===== RECORDS SUPPLIED =====

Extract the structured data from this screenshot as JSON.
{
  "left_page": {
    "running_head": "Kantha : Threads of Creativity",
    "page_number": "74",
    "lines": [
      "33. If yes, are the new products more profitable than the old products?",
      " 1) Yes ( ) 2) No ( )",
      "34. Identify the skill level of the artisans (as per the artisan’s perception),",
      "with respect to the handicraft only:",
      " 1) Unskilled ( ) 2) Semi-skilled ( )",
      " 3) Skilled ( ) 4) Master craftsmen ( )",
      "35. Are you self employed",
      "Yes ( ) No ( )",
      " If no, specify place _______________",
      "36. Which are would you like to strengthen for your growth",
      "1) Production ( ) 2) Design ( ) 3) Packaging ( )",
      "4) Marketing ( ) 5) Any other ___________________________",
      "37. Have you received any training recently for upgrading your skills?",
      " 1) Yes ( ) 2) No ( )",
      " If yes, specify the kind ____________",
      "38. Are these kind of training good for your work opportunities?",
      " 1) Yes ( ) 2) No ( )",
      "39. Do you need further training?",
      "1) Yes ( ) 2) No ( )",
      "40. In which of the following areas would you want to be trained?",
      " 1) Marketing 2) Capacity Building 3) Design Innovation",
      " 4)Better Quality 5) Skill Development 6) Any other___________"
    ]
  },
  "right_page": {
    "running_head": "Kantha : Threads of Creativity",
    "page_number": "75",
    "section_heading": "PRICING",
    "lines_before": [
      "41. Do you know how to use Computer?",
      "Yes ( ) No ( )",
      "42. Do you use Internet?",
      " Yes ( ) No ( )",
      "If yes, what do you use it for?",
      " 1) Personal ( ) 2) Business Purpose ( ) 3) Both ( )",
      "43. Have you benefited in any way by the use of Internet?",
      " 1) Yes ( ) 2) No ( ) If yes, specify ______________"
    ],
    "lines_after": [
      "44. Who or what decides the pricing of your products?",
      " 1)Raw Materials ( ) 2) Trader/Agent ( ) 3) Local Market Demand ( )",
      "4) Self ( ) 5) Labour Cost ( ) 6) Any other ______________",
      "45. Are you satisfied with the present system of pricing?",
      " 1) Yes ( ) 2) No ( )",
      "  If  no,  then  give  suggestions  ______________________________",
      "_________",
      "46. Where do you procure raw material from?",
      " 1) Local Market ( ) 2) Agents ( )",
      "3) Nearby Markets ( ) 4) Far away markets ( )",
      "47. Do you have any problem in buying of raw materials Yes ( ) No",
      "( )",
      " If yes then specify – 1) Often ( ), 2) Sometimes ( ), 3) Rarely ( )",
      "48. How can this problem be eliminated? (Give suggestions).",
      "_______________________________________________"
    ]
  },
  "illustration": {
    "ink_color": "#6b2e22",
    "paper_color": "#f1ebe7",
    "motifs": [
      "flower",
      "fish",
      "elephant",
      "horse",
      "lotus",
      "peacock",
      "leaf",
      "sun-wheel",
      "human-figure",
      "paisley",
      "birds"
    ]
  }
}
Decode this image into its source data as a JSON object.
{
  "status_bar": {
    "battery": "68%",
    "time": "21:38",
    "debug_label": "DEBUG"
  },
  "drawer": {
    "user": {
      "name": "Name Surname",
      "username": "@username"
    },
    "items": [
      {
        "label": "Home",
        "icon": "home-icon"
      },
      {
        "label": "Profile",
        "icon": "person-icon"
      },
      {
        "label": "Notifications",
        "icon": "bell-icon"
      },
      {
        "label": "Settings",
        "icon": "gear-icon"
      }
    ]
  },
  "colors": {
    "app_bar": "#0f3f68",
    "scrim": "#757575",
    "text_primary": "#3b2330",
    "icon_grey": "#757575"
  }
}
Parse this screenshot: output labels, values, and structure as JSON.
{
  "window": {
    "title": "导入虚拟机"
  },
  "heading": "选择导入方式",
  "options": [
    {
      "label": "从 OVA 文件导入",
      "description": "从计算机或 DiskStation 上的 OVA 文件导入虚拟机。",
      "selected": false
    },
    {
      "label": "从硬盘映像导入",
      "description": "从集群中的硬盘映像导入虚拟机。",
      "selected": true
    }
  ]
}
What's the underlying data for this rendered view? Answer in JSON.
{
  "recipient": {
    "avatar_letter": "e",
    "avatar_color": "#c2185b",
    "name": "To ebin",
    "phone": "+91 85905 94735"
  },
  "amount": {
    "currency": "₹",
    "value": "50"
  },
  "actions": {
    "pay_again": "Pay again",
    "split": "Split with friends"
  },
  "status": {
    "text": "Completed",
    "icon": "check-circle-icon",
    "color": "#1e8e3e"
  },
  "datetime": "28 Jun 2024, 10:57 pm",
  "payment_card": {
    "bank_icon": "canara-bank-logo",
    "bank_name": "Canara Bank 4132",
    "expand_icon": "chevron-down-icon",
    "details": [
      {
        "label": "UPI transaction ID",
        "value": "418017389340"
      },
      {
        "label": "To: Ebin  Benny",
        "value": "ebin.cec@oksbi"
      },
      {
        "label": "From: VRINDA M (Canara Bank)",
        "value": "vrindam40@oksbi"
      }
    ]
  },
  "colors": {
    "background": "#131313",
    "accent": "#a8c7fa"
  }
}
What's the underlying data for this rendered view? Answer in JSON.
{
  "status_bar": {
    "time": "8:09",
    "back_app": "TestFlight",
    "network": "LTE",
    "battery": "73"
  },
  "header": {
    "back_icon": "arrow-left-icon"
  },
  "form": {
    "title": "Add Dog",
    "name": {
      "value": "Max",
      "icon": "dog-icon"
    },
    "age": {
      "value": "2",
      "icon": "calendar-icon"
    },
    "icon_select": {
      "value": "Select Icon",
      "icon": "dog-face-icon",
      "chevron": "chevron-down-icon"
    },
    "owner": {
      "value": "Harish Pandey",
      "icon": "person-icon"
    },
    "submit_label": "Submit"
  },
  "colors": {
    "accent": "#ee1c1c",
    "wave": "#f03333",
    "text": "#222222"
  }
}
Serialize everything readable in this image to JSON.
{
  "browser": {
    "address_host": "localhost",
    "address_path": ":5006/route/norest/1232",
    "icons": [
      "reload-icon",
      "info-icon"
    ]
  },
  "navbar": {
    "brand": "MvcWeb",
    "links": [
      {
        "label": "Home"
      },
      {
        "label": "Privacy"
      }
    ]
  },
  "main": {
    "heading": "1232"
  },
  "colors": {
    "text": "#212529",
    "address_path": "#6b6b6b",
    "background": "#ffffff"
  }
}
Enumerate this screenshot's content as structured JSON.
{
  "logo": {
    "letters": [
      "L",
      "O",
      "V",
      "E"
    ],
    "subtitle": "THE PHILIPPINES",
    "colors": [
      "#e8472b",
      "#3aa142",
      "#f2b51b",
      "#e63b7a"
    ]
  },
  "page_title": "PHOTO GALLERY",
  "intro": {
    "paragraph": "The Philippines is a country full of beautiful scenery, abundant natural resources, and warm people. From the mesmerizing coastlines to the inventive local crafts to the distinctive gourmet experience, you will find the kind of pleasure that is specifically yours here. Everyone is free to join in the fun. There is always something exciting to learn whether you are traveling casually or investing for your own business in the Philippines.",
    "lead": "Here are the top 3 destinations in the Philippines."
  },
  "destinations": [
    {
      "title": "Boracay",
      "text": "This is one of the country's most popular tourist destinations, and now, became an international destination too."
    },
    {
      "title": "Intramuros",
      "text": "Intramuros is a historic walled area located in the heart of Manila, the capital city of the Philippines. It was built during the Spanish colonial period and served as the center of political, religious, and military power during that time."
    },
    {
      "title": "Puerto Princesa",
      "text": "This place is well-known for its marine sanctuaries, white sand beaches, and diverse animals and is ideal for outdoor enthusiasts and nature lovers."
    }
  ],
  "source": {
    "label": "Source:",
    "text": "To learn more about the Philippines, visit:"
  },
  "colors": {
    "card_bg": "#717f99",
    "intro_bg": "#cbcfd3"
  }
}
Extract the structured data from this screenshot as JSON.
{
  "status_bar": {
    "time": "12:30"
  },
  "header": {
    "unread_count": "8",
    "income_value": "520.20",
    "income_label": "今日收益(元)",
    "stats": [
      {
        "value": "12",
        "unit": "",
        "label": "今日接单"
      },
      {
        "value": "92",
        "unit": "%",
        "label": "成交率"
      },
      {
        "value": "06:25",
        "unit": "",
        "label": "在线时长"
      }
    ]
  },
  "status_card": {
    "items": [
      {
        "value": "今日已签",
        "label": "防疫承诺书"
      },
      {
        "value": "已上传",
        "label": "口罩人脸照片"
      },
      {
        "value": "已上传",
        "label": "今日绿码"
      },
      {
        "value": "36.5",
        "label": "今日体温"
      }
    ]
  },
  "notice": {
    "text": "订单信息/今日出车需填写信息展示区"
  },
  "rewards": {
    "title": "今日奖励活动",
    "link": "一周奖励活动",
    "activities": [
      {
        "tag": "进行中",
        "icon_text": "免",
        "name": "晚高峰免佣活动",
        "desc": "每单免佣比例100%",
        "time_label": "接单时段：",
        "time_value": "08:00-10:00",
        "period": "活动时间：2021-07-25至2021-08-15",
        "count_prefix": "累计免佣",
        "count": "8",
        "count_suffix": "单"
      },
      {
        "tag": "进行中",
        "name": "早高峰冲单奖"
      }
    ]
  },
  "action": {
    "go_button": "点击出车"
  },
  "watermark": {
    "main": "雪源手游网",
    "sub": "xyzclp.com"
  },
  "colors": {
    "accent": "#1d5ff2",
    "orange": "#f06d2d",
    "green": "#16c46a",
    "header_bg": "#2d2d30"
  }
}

=====

Working from the entries above, return all lines that contain "Design".

      "1) Production ( ) 2) Design ( ) 3) Packaging ( )",
      " 1) Marketing 2) Capacity Building 3) Design Innovation",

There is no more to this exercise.